• **LISTED ENTRIES**:
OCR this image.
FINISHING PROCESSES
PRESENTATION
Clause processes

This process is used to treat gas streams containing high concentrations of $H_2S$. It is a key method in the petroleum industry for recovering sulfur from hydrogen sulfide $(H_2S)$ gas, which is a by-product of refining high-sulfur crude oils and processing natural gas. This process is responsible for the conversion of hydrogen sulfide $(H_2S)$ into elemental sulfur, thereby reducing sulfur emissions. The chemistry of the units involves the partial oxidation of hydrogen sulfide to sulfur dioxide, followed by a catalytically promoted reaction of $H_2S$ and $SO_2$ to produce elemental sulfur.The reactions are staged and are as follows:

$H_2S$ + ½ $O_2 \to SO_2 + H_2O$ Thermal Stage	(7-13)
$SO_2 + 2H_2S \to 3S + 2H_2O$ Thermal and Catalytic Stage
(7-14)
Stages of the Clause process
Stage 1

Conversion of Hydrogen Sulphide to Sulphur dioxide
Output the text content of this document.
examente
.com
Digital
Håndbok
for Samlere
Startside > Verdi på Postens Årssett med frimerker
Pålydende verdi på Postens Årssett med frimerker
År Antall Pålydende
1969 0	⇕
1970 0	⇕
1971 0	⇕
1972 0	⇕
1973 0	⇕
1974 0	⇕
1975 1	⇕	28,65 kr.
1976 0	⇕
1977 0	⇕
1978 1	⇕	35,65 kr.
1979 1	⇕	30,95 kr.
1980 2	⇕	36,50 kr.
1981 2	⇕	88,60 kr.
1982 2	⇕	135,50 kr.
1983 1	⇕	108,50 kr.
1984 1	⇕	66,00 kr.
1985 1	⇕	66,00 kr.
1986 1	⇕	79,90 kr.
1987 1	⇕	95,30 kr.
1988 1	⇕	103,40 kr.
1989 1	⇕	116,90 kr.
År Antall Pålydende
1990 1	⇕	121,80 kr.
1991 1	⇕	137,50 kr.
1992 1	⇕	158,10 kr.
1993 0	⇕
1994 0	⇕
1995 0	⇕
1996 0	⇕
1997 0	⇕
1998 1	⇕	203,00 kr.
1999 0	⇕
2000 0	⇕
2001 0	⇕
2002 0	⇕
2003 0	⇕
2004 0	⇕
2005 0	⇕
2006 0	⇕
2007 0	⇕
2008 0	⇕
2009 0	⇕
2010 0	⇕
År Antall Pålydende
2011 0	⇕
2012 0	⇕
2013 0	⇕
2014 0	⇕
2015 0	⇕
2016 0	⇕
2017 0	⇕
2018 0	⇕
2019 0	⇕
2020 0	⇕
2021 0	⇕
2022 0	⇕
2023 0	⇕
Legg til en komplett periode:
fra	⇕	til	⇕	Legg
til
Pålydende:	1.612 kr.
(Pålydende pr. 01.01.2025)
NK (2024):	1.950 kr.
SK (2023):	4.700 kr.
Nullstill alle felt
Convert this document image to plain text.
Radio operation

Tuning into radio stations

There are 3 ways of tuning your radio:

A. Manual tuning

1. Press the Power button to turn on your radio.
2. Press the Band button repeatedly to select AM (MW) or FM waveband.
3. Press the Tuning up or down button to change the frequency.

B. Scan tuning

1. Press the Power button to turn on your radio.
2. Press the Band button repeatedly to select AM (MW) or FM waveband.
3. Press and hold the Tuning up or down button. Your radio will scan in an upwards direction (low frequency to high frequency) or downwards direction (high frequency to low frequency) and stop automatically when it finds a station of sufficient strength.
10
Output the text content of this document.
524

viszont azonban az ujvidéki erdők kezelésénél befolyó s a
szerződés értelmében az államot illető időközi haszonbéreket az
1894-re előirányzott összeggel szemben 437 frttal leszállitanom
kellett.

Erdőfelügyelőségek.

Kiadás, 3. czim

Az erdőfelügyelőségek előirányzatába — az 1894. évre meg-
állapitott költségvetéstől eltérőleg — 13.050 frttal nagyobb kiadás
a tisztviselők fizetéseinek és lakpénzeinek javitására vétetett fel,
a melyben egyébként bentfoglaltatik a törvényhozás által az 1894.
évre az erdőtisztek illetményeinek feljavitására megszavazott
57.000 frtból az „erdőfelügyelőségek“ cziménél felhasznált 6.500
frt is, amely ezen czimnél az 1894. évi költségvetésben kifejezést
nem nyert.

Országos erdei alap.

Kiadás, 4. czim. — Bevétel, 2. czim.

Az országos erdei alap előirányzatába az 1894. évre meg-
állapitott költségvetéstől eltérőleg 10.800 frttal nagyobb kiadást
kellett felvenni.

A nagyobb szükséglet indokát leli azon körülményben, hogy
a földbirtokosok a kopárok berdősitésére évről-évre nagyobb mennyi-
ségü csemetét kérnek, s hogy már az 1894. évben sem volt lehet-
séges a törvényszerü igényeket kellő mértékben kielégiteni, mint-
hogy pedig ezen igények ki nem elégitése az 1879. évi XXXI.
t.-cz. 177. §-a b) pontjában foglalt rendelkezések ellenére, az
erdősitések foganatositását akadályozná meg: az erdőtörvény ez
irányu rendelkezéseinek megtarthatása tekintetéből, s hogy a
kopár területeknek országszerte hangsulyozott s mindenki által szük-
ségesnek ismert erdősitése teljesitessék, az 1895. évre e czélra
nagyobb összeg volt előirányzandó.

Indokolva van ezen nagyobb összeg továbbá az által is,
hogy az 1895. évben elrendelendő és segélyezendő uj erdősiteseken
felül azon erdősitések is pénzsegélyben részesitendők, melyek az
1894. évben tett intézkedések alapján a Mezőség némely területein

• **REQUIREMENTS**: Provide an exact reproduction of all the entries shown above.

• **WRITTEN RESPONSE**:
OCR this image.
FINISHING PROCESSES
PRESENTATION
Clause processes

This process is used to treat gas streams containing high concentrations of $H_2S$. It is a key method in the petroleum industry for recovering sulfur from hydrogen sulfide $(H_2S)$ gas, which is a by-product of refining high-sulfur crude oils and processing natural gas. This process is responsible for the conversion of hydrogen sulfide $(H_2S)$ into elemental sulfur, thereby reducing sulfur emissions. The chemistry of the units involves the partial oxidation of hydrogen sulfide to sulfur dioxide, followed by a catalytically promoted reaction of $H_2S$ and $SO_2$ to produce elemental sulfur.The reactions are staged and are as follows:

$H_2S$ + ½ $O_2 \to SO_2 + H_2O$ Thermal Stage	(7-13)
$SO_2 + 2H_2S \to 3S + 2H_2O$ Thermal and Catalytic Stage
(7-14)
Stages of the Clause process
Stage 1

Conversion of Hydrogen Sulphide to Sulphur dioxide
Output the text content of this document.
examente
.com
Digital
Håndbok
for Samlere
Startside > Verdi på Postens Årssett med frimerker
Pålydende verdi på Postens Årssett med frimerker
År Antall Pålydende
1969 0	⇕
1970 0	⇕
1971 0	⇕
1972 0	⇕
1973 0	⇕
1974 0	⇕
1975 1	⇕	28,65 kr.
1976 0	⇕
1977 0	⇕
1978 1	⇕	35,65 kr.
1979 1	⇕	30,95 kr.
1980 2	⇕	36,50 kr.
1981 2	⇕	88,60 kr.
1982 2	⇕	135,50 kr.
1983 1	⇕	108,50 kr.
1984 1	⇕	66,00 kr.
1985 1	⇕	66,00 kr.
1986 1	⇕	79,90 kr.
1987 1	⇕	95,30 kr.
1988 1	⇕	103,40 kr.
1989 1	⇕	116,90 kr.
År Antall Pålydende
1990 1	⇕	121,80 kr.
1991 1	⇕	137,50 kr.
1992 1	⇕	158,10 kr.
1993 0	⇕
1994 0	⇕
1995 0	⇕
1996 0	⇕
1997 0	⇕
1998 1	⇕	203,00 kr.
1999 0	⇕
2000 0	⇕
2001 0	⇕
2002 0	⇕
2003 0	⇕
2004 0	⇕
2005 0	⇕
2006 0	⇕
2007 0	⇕
2008 0	⇕
2009 0	⇕
2010 0	⇕
År Antall Pålydende
2011 0	⇕
2012 0	⇕
2013 0	⇕
2014 0	⇕
2015 0	⇕
2016 0	⇕
2017 0	⇕
2018 0	⇕
2019 0	⇕
2020 0	⇕
2021 0	⇕
2022 0	⇕
2023 0	⇕
Legg til en komplett periode:
fra	⇕	til	⇕	Legg
til
Pålydende:	1.612 kr.
(Pålydende pr. 01.01.2025)
NK (2024):	1.950 kr.
SK (2023):	4.700 kr.
Nullstill alle felt
Convert this document image to plain text.
Radio operation

Tuning into radio stations

There are 3 ways of tuning your radio:

A. Manual tuning

1. Press the Power button to turn on your radio.
2. Press the Band button repeatedly to select AM (MW) or FM waveband.
3. Press the Tuning up or down button to change the frequency.

B. Scan tuning

1. Press the Power button to turn on your radio.
2. Press the Band button repeatedly to select AM (MW) or FM waveband.
3. Press and hold the Tuning up or down button. Your radio will scan in an upwards direction (low frequency to high frequency) or downwards direction (high frequency to low frequency) and stop automatically when it finds a station of sufficient strength.
10
Output the text content of this document.
524

viszont azonban az ujvidéki erdők kezelésénél befolyó s a
szerződés értelmében az államot illető időközi haszonbéreket az
1894-re előirányzott összeggel szemben 437 frttal leszállitanom
kellett.

Erdőfelügyelőségek.

Kiadás, 3. czim

Az erdőfelügyelőségek előirányzatába — az 1894. évre meg-
állapitott költségvetéstől eltérőleg — 13.050 frttal nagyobb kiadás
a tisztviselők fizetéseinek és lakpénzeinek javitására vétetett fel,
a melyben egyébként bentfoglaltatik a törvényhozás által az 1894.
évre az erdőtisztek illetményeinek feljavitására megszavazott
57.000 frtból az „erdőfelügyelőségek“ cziménél felhasznált 6.500
frt is, amely ezen czimnél az 1894. évi költségvetésben kifejezést
nem nyert.

Országos erdei alap.

Kiadás, 4. czim. — Bevétel, 2. czim.

Az országos erdei alap előirányzatába az 1894. évre meg-
állapitott költségvetéstől eltérőleg 10.800 frttal nagyobb kiadást
kellett felvenni.

A nagyobb szükséglet indokát leli azon körülményben, hogy
a földbirtokosok a kopárok berdősitésére évről-évre nagyobb mennyi-
ségü csemetét kérnek, s hogy már az 1894. évben sem volt lehet-
séges a törvényszerü igényeket kellő mértékben kielégiteni, mint-
hogy pedig ezen igények ki nem elégitése az 1879. évi XXXI.
t.-cz. 177. §-a b) pontjában foglalt rendelkezések ellenére, az
erdősitések foganatositását akadályozná meg: az erdőtörvény ez
irányu rendelkezéseinek megtarthatása tekintetéből, s hogy a
kopár területeknek országszerte hangsulyozott s mindenki által szük-
ségesnek ismert erdősitése teljesitessék, az 1895. évre e czélra
nagyobb összeg volt előirányzandó.

Indokolva van ezen nagyobb összeg továbbá az által is,
hogy az 1895. évben elrendelendő és segélyezendő uj erdősiteseken
felül azon erdősitések is pénzsegélyben részesitendők, melyek az
1894. évben tett intézkedések alapján a Mezőség némely területein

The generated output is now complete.